**ВЫДЕРЖКА ИЗ ДОКУМЕНТА**:
┄┄┄┄┄┄

Щель - стр. 21
Между тем законная нелюбовь к немецким порядкам, сведшимся к середине 30-х годов к единому «новому порядку», изящнейшим образом подменяется у Владимира Владимировича патологической нелюбовью к европейским «туземцам» вообще, к немцам в особенности, и в этой ненависти нетрудно заметить ту самую компенсацию многообразных эмигрантских комплексов, о которой бы с удовольствием посудачила пресловутая «венская делегация» во главе с доктором Фрейдом, если бы Владимир Владимирович не захлопнул у него перед носом дверь (ведущую в набоковское творчество) и во всеуслышание не объявил бы шарлатаном.

┄┄┄┄┄┄

**СТРОКИ ДАННЫХ**:

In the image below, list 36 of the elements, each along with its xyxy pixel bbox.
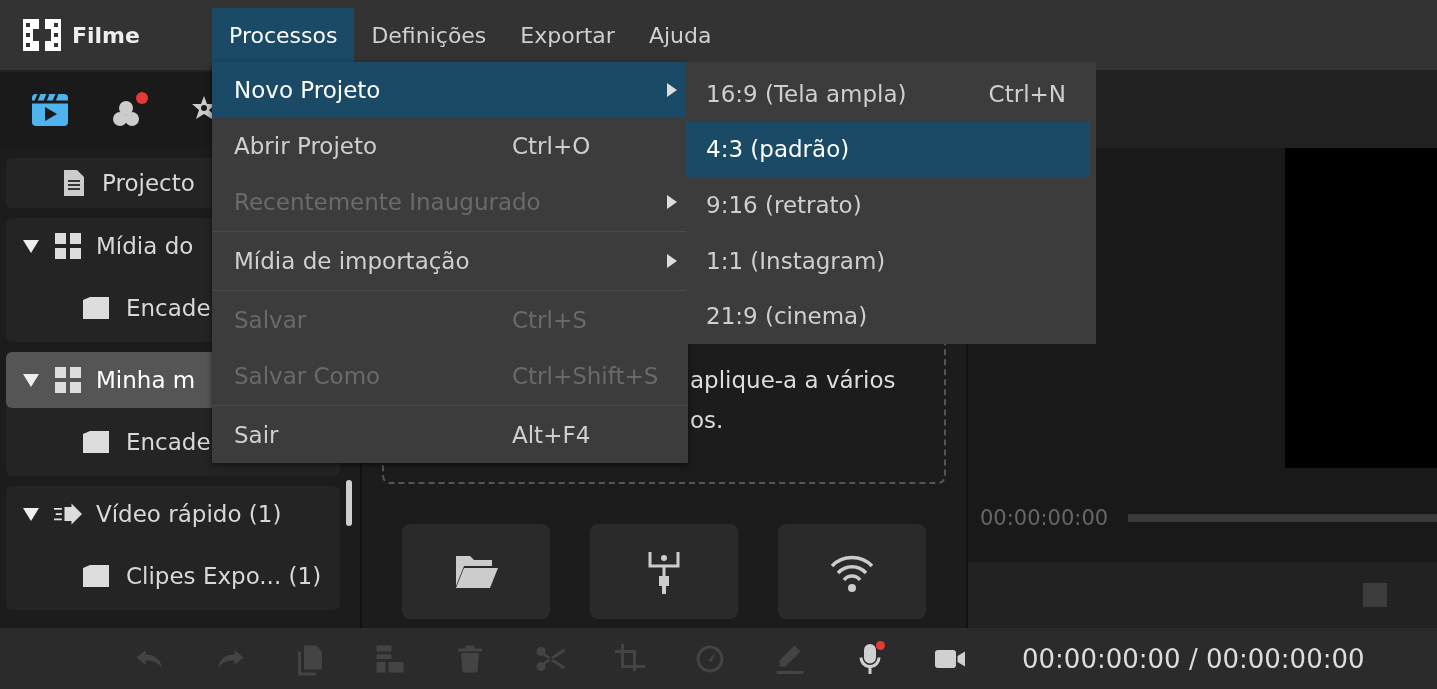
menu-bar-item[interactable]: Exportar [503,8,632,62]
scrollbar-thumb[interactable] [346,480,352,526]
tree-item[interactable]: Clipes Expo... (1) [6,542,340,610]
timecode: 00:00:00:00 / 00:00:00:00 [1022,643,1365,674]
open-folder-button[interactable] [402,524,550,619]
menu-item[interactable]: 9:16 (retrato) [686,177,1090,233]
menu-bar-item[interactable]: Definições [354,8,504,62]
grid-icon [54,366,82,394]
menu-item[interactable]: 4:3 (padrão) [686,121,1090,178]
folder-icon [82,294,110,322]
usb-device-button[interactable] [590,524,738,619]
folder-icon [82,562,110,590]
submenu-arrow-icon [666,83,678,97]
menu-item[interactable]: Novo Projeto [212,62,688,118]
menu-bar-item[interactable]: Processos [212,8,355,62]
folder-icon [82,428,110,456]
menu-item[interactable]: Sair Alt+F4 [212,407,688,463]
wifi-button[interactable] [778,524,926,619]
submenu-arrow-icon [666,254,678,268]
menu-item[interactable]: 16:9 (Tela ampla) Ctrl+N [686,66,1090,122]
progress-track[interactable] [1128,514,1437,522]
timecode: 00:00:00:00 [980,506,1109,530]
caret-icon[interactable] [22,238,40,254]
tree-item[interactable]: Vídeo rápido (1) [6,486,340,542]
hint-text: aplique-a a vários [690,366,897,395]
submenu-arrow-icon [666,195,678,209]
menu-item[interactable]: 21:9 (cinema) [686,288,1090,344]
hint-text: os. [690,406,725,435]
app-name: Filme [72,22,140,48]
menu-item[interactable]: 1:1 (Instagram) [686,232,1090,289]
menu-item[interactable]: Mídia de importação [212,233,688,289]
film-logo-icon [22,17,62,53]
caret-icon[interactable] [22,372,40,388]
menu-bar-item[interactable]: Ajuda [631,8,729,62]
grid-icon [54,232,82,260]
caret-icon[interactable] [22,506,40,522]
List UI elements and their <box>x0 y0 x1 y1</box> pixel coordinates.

┄┄┄┄┄┄

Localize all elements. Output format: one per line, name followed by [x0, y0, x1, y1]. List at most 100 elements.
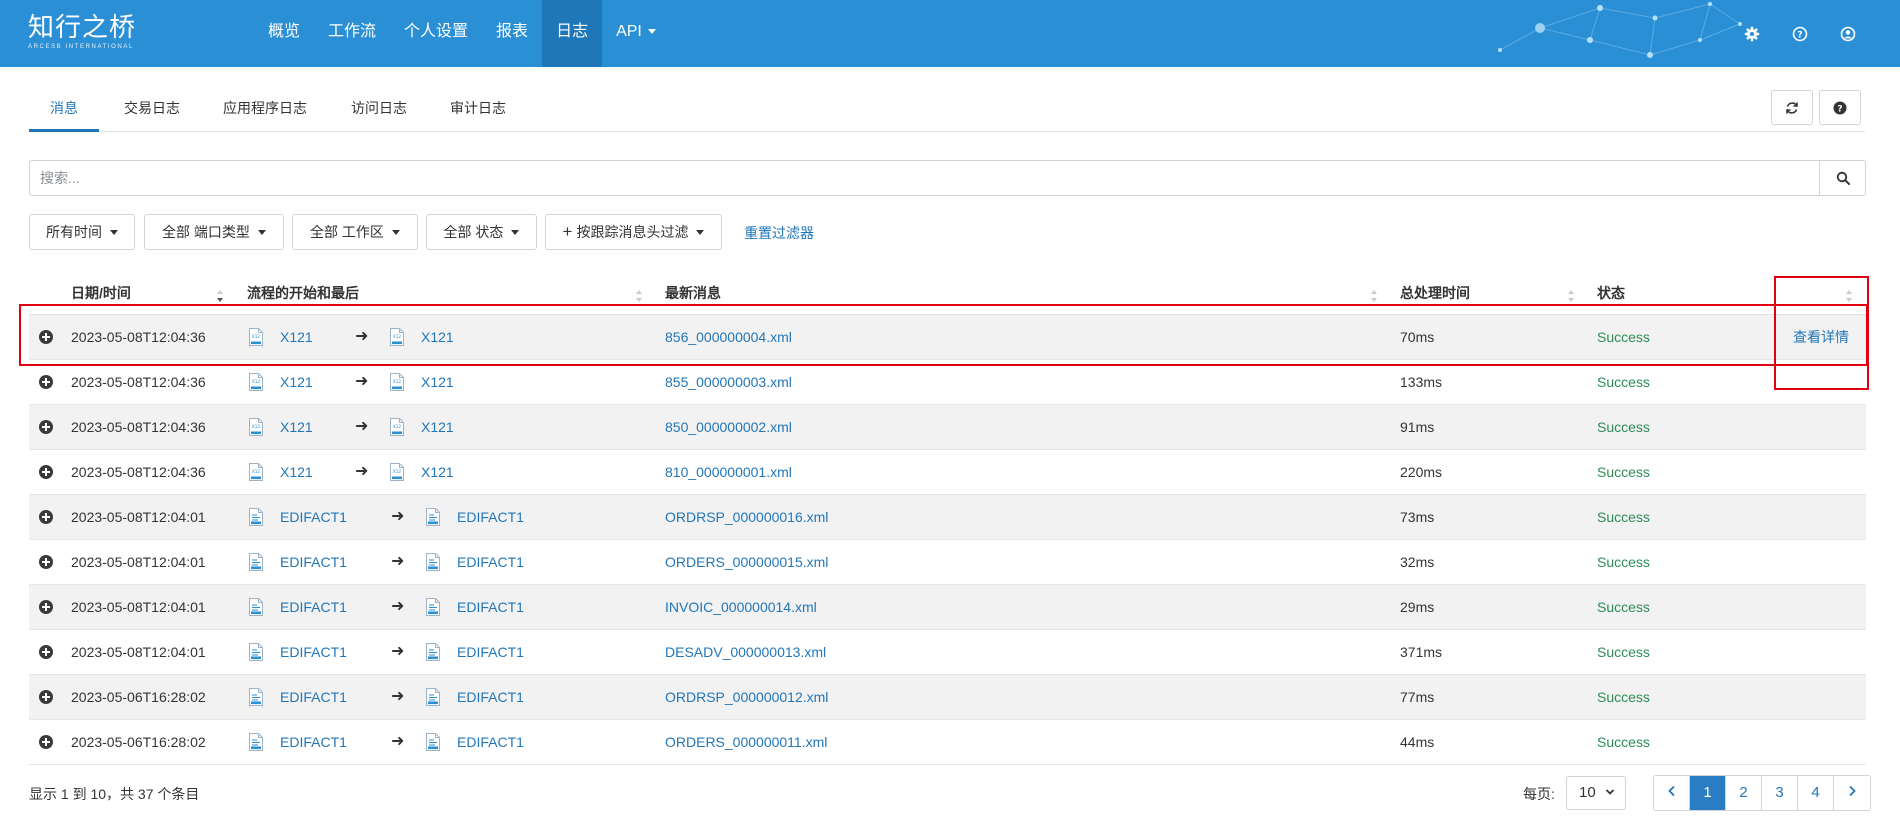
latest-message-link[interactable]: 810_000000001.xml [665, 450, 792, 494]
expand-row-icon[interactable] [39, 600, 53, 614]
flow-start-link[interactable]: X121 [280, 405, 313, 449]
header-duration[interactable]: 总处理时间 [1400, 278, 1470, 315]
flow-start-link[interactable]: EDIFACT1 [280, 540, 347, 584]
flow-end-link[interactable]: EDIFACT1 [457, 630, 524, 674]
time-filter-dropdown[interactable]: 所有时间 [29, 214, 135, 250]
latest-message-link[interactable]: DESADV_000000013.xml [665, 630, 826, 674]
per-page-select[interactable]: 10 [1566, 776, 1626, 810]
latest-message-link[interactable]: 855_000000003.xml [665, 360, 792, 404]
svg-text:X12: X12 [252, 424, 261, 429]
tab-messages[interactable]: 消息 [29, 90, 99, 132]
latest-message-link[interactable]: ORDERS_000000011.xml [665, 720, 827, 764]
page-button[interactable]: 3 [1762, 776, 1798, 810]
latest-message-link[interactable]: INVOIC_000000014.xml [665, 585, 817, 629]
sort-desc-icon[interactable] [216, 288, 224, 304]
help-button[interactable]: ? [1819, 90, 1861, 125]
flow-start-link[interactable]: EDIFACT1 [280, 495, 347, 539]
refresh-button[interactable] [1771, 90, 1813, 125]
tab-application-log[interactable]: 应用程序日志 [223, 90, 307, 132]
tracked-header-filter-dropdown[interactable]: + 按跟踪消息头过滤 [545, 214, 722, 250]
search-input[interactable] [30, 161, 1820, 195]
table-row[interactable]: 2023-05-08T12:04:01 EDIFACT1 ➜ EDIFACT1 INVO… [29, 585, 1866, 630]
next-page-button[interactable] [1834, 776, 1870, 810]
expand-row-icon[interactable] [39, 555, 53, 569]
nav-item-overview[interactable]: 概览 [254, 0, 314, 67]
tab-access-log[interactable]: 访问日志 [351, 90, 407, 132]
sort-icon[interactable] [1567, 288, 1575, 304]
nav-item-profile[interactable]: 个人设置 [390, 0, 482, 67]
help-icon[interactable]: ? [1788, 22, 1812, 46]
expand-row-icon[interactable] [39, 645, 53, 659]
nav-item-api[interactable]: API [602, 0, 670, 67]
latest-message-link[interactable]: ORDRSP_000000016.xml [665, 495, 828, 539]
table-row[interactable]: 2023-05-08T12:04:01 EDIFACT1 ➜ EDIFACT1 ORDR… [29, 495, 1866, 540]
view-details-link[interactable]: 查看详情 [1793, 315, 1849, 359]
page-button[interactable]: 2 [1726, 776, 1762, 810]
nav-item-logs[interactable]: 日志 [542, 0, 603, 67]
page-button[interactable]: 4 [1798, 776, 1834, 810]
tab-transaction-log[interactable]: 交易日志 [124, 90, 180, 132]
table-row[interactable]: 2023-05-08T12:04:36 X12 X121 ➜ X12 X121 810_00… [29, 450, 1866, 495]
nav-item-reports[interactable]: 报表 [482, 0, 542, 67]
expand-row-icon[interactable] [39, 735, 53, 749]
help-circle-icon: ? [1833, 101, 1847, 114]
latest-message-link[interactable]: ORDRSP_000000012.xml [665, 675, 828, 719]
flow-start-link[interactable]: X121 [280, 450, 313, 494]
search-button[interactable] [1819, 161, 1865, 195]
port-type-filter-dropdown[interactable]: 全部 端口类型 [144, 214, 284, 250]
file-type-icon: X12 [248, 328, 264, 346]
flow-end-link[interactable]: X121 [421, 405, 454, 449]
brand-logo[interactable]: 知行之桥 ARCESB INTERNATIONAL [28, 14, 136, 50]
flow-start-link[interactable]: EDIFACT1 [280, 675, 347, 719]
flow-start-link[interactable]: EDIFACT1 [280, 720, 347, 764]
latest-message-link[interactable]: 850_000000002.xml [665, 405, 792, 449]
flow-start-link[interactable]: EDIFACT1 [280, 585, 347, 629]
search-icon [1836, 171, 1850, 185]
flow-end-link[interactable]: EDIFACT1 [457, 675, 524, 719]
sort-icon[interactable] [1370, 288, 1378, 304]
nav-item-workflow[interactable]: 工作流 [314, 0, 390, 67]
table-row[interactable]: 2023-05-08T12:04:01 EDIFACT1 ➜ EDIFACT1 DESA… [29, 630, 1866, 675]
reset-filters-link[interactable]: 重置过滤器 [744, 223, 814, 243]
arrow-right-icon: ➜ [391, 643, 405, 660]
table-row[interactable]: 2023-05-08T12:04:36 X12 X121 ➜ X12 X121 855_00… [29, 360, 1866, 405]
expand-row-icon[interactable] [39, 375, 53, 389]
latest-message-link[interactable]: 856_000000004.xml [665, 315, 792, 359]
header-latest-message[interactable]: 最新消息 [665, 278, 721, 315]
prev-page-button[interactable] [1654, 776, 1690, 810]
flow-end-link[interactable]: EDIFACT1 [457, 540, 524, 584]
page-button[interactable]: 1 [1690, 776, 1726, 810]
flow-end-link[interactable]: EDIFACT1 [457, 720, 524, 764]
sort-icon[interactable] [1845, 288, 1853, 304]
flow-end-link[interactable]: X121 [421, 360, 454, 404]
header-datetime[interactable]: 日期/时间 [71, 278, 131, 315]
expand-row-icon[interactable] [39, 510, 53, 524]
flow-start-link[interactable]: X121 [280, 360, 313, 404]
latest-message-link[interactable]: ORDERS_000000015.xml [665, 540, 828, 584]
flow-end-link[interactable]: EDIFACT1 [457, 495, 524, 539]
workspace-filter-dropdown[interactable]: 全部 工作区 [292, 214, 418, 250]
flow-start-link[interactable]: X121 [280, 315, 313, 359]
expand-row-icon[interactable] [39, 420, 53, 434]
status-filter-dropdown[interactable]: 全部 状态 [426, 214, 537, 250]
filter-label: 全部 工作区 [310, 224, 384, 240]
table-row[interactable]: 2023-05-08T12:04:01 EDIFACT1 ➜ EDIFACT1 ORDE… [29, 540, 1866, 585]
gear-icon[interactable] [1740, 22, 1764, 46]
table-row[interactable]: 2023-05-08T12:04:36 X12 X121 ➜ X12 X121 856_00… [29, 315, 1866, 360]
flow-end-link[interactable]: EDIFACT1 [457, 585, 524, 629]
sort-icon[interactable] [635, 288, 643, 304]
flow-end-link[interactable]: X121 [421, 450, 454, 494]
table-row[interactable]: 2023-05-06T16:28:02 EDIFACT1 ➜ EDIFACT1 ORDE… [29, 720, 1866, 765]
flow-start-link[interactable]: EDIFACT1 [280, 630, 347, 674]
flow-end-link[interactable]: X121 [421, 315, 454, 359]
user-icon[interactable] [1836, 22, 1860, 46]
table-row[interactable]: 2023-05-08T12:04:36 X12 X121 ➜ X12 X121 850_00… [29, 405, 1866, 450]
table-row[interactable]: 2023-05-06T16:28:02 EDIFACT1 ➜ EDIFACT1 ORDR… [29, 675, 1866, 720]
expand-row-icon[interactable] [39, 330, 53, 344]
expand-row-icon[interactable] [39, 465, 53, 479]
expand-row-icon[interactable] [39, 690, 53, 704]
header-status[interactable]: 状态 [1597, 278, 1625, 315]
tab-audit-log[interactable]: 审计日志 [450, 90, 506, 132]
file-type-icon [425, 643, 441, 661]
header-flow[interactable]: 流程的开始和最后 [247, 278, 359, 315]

┄┄┄┄┄┄

**ЧТО НУЖНО СДЕЛАТЬ**: Продублируйте без изменений часть выдержки из документа, начиная со слов «Щель - стр.» и заканчивая словами «объявил бы шарлатаном.». Данные для работы не понадобятся.

**РЕЗУЛЬТАТ ВЫПОЛНЕНИЯ**:
Щель - стр. 21
Между тем законная нелюбовь к немецким порядкам, сведшимся к середине 30-х годов к единому «новому порядку», изящнейшим образом подменяется у Владимира Владимировича патологической нелюбовью к европейским «туземцам» вообще, к немцам в особенности, и в этой ненависти нетрудно заметить ту самую компенсацию многообразных эмигрантских комплексов, о которой бы с удовольствием посудачила пресловутая «венская делегация» во главе с доктором Фрейдом, если бы Владимир Владимирович не захлопнул у него перед носом дверь (ведущую в набоковское творчество) и во всеуслышание не объявил бы шарлатаном.